- [TEKST ŹRÓDŁOWY]:
━━━━━━━━━━━━━━━━━━━━

PDA

Zobacz pełną wersję : Opowieści z pola bitwy



Czik
14-02-2010, 10:52
No pamiętam, był na starym forum temat z grubsza w tym stylu, i pomyślałem, że to była fajna zajawka. Po prostu temat w którym opisujemy jakieś nasze przeżycia z gry w Rome - ciekawe sytuacje, epickie bitwy etc. Wiem, że są AARy, ale jak chcemy na przykład opisać bitwę online albo opowiedzieć o swojej kampanii bez zobowiązań i literackich, klimatycznych wygibasów, to można pisać tutaj :). Mam obawy, czy przy obecnej niewielkiej liczbie aktywnych Rome'owców ten temat będzie żył, ale może gracze online opowiedzą o swoich potyczkach :).

Radtrak
20-02-2010, 23:12
ja zacznę :) :
grałem Grecją przeciwko Juliuszom ( oblężenie, ja się broniłem),
miałem 1 oddział-ciężkich hoplitów i 2 oddziały-ciężkiej milicji + generał co miał jakieś 24-28 woja,
miałem zwykłe mury drewniane z wieżami.
Rzym miał duużo ( 9-11) Hastai i 2 Generałów
mieli drabinę i taran.

Ustawiłem CH (ciężcy hoplici) na murach,w tym miejscu gdzie była skierowana drabina,
2 oddziały CM (ciężka milicja)
i pomiędzy Generała.

początek bitwy:
normalka, oni idą ,kilku ginie od strzał z wież ,a ja swoim podnoszę morale.
Wreszcie taran dobił do bramy,a drabiny na mury.
Ja swoim oddziałom trąbie Generałem ,aby podnieść morale ,a brama już rozbita,
a wróg na murach ,3/4 wojska Rzymu idzie tam gdzie brama otwarta, etam,
2 oddziały na mury po drabinach i wchodzą na mury, etam, ale
moi dzielni CH twardo się trzmają!
na murach pierwszy oddział zniszczyli i drugi też tylko że z dużymi stratami...

środek bitwy:
mury bezpieczne,więc wysyłam ich na dół by pomóc bramy bronić.

━━━━━━━━━━━━━━━━━━━━

- [ZADANIA DO WYKONANIA]:
#1 Wypisz z wątku o bitwach w Rome wszystko od „Wreszcie taran dobił” aż do „twardo się trzmają!”.
#2 Kontynuuj wątek o bitwach w Rome od miejsca, w którym się urywa.

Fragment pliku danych

━━━━━━━━━━━━━━━━━━━━

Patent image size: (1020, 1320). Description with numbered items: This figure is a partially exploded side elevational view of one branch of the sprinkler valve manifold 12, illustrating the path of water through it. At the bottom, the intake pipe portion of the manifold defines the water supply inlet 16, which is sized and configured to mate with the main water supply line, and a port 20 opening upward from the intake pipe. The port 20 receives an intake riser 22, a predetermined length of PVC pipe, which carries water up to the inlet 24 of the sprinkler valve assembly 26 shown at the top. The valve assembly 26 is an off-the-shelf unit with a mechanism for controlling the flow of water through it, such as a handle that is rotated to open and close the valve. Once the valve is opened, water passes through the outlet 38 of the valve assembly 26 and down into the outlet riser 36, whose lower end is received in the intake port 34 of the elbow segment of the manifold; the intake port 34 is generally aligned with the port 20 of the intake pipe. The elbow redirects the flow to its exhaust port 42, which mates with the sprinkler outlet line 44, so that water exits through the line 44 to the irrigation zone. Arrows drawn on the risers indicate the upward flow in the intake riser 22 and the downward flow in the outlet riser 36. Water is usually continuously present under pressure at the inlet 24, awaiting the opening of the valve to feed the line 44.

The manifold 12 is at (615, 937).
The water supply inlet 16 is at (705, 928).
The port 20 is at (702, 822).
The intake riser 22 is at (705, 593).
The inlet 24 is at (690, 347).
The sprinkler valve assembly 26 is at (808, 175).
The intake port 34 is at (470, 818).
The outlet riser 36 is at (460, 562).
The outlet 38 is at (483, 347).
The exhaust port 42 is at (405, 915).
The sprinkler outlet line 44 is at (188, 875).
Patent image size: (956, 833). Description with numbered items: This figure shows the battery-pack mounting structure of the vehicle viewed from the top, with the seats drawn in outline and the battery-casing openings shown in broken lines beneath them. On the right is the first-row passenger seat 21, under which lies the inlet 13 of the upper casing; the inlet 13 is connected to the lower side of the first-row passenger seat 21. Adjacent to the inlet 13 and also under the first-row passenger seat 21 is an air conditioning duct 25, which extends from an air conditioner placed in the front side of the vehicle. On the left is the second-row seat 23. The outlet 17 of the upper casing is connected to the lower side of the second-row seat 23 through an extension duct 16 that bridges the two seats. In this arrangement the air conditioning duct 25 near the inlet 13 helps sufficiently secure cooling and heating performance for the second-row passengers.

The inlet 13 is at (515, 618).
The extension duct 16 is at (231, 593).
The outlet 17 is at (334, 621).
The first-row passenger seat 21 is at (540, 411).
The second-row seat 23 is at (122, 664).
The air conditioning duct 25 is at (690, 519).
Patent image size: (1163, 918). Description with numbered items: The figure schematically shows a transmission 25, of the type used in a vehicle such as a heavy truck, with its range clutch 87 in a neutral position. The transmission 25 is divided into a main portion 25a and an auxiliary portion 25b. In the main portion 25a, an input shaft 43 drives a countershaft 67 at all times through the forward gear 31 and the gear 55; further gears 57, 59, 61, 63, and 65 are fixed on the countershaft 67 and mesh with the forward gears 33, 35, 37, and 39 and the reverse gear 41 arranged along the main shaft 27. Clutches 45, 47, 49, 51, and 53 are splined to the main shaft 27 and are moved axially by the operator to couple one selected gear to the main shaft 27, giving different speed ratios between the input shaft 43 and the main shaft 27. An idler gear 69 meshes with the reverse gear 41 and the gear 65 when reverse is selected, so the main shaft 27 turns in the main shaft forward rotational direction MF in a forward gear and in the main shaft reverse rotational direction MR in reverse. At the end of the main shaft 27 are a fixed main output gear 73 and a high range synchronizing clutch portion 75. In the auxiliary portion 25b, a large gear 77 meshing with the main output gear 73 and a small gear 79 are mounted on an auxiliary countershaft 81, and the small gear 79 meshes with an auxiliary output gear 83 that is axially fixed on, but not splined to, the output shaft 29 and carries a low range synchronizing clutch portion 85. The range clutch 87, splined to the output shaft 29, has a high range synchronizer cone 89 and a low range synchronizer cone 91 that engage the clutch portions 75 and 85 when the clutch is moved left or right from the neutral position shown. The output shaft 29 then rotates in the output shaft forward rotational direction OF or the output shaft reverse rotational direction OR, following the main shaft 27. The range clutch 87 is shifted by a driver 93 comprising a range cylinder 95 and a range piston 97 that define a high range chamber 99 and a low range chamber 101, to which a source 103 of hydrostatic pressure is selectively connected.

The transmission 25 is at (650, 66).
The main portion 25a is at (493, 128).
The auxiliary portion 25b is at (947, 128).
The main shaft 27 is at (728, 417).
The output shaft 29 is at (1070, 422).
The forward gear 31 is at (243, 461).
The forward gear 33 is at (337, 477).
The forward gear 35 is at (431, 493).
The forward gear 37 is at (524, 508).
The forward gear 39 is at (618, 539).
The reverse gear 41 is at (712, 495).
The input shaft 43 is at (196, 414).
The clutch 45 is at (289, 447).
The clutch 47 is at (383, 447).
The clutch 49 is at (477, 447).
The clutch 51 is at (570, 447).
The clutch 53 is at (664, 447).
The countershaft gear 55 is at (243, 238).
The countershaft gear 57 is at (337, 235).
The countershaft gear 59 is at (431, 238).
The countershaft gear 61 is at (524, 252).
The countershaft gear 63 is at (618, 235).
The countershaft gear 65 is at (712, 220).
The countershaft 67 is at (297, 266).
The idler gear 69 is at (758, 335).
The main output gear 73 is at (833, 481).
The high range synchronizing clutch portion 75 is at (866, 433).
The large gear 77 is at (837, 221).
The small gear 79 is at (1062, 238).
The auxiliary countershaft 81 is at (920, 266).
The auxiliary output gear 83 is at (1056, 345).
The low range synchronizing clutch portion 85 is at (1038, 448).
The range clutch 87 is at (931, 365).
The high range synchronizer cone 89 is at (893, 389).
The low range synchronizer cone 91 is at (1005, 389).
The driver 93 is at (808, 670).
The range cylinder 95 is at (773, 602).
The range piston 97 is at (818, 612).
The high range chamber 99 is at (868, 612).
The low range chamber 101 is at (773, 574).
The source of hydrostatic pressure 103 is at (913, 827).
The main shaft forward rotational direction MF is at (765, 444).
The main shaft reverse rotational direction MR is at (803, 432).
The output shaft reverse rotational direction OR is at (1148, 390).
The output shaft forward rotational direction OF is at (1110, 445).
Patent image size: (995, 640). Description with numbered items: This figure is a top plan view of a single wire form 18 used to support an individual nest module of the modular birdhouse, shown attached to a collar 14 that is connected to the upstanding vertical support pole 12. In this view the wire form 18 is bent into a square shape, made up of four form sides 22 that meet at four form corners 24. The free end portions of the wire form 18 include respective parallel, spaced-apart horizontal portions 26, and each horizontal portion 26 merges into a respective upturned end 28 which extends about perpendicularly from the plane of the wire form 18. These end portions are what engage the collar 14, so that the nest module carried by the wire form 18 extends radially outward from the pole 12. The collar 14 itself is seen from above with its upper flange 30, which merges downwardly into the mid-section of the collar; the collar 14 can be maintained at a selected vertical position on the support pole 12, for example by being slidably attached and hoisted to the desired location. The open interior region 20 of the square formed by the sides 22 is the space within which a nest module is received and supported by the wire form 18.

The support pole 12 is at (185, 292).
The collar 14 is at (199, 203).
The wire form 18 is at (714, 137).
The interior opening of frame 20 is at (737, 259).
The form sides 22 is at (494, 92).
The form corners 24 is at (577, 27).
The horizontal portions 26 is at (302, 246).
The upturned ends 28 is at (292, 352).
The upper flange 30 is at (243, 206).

━━━━━━━━━━━━━━━━━━━━

- [WYNIKI ZADAŃ]:
#1
Wreszcie taran dobił do bramy,a drabiny na mury.
Ja swoim oddziałom trąbie Generałem ,aby podnieść morale ,a brama już rozbita,
a wróg na murach ,3/4 wojska Rzymu idzie tam gdzie brama otwarta, etam,
2 oddziały na mury po drabinach i wchodzą na mury, etam, ale
moi dzielni CH twardo się trzmają!

#2
(w między czasie)
gdy CH sie bronili na murach toczyła się zażarta walka między "hordą" rzymian a moją CM,
pierwsze 2 oddziały poszły od razu jak się patrzy, za to jak Generałowie wroga ruszył na falangę ,cudem
się przedarł przez szyk,a ja odpowiadam szarżą mojego Generała, ale nadal miałem dziurę w falandze.

końcówka bitwy:
więc ja jeszcze raz szarża i dziura cały czas ,dopiero jak CH wkroczyli wszystko się układało :)
i na szczęście Heroiczne Zwycięstwo,
falanga przy oblężeniach działa cuda!! ;)
pzdr Radtrak
EDIT błędy poprawione :D

kuroi
21-02-2010, 08:12
ja zaczne :) :
grałem przeciwko rzymowi grecją ( oblężenia, ja sie broniłem)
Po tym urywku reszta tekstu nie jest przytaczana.